• [Job]: Count each line below that has "самих" anywhere in it. Answer with the total alone.

• [Data shown]:
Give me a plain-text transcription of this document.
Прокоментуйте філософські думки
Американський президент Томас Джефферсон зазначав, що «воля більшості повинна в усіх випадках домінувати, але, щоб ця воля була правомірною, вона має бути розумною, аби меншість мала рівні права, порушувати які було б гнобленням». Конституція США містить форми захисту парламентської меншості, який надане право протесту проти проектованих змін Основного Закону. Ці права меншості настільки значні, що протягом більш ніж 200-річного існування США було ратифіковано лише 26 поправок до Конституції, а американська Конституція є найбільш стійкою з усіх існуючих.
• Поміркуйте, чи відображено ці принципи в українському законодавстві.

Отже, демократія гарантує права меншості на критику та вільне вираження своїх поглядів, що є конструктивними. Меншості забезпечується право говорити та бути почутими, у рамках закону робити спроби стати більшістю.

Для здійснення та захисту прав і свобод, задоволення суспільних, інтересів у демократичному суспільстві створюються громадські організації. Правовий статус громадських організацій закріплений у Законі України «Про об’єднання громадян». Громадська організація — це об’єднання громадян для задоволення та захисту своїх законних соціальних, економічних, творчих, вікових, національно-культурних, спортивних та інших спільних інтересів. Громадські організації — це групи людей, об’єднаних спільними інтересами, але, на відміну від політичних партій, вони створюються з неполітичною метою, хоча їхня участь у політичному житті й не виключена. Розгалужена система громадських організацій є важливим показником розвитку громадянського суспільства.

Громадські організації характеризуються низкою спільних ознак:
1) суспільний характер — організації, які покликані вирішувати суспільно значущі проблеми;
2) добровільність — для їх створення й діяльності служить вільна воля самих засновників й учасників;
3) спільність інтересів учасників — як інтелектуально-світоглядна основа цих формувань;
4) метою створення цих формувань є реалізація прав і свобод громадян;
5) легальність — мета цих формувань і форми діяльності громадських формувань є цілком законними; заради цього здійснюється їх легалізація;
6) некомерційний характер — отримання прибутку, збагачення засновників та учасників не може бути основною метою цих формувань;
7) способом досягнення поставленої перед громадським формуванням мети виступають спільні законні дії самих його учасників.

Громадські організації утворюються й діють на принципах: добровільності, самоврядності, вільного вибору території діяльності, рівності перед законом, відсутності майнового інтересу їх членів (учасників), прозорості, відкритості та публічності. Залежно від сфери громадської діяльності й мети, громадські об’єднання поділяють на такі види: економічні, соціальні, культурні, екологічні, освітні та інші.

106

• [Task output]: 2